What the task asks:
Would you output the whole listing below, exactly as it reads?

** start of Records shown **

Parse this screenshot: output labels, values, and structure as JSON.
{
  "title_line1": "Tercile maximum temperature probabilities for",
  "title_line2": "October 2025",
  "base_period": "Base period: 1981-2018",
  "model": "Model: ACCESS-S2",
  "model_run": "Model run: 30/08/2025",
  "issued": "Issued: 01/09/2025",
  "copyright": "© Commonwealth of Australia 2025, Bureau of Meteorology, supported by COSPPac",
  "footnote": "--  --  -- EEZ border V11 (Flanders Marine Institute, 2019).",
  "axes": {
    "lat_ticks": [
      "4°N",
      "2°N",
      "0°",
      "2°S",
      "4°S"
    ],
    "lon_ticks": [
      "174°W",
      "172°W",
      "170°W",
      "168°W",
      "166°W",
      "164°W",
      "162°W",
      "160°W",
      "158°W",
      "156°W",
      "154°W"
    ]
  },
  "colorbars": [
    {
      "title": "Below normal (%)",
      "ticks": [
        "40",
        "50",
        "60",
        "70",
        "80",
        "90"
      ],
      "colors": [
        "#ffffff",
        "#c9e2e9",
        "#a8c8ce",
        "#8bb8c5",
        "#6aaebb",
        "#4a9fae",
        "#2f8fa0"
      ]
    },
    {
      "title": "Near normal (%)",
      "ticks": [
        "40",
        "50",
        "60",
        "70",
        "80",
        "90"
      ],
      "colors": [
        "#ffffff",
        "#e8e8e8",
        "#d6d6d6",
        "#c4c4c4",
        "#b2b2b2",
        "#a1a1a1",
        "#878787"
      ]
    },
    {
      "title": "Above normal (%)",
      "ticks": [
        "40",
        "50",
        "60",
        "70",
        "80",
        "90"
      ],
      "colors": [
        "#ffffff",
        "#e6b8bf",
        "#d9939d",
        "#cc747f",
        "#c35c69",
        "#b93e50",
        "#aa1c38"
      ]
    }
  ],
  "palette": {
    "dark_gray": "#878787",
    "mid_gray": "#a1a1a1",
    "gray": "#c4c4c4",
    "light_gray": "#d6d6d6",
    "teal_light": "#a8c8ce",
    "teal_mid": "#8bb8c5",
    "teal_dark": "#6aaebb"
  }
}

** end of Records shown **

Answer to the exercise:
Parse this screenshot: output labels, values, and structure as JSON.
{
  "title_line1": "Tercile maximum temperature probabilities for",
  "title_line2": "October 2025",
  "base_period": "Base period: 1981-2018",
  "model": "Model: ACCESS-S2",
  "model_run": "Model run: 30/08/2025",
  "issued": "Issued: 01/09/2025",
  "copyright": "© Commonwealth of Australia 2025, Bureau of Meteorology, supported by COSPPac",
  "footnote": "--  --  -- EEZ border V11 (Flanders Marine Institute, 2019).",
  "axes": {
    "lat_ticks": [
      "4°N",
      "2°N",
      "0°",
      "2°S",
      "4°S"
    ],
    "lon_ticks": [
      "174°W",
      "172°W",
      "170°W",
      "168°W",
      "166°W",
      "164°W",
      "162°W",
      "160°W",
      "158°W",
      "156°W",
      "154°W"
    ]
  },
  "colorbars": [
    {
      "title": "Below normal (%)",
      "ticks": [
        "40",
        "50",
        "60",
        "70",
        "80",
        "90"
      ],
      "colors": [
        "#ffffff",
        "#c9e2e9",
        "#a8c8ce",
        "#8bb8c5",
        "#6aaebb",
        "#4a9fae",
        "#2f8fa0"
      ]
    },
    {
      "title": "Near normal (%)",
      "ticks": [
        "40",
        "50",
        "60",
        "70",
        "80",
        "90"
      ],
      "colors": [
        "#ffffff",
        "#e8e8e8",
        "#d6d6d6",
        "#c4c4c4",
        "#b2b2b2",
        "#a1a1a1",
        "#878787"
      ]
    },
    {
      "title": "Above normal (%)",
      "ticks": [
        "40",
        "50",
        "60",
        "70",
        "80",
        "90"
      ],
      "colors": [
        "#ffffff",
        "#e6b8bf",
        "#d9939d",
        "#cc747f",
        "#c35c69",
        "#b93e50",
        "#aa1c38"
      ]
    }
  ],
  "palette": {
    "dark_gray": "#878787",
    "mid_gray": "#a1a1a1",
    "gray": "#c4c4c4",
    "light_gray": "#d6d6d6",
    "teal_light": "#a8c8ce",
    "teal_mid": "#8bb8c5",
    "teal_dark": "#6aaebb"
  }
}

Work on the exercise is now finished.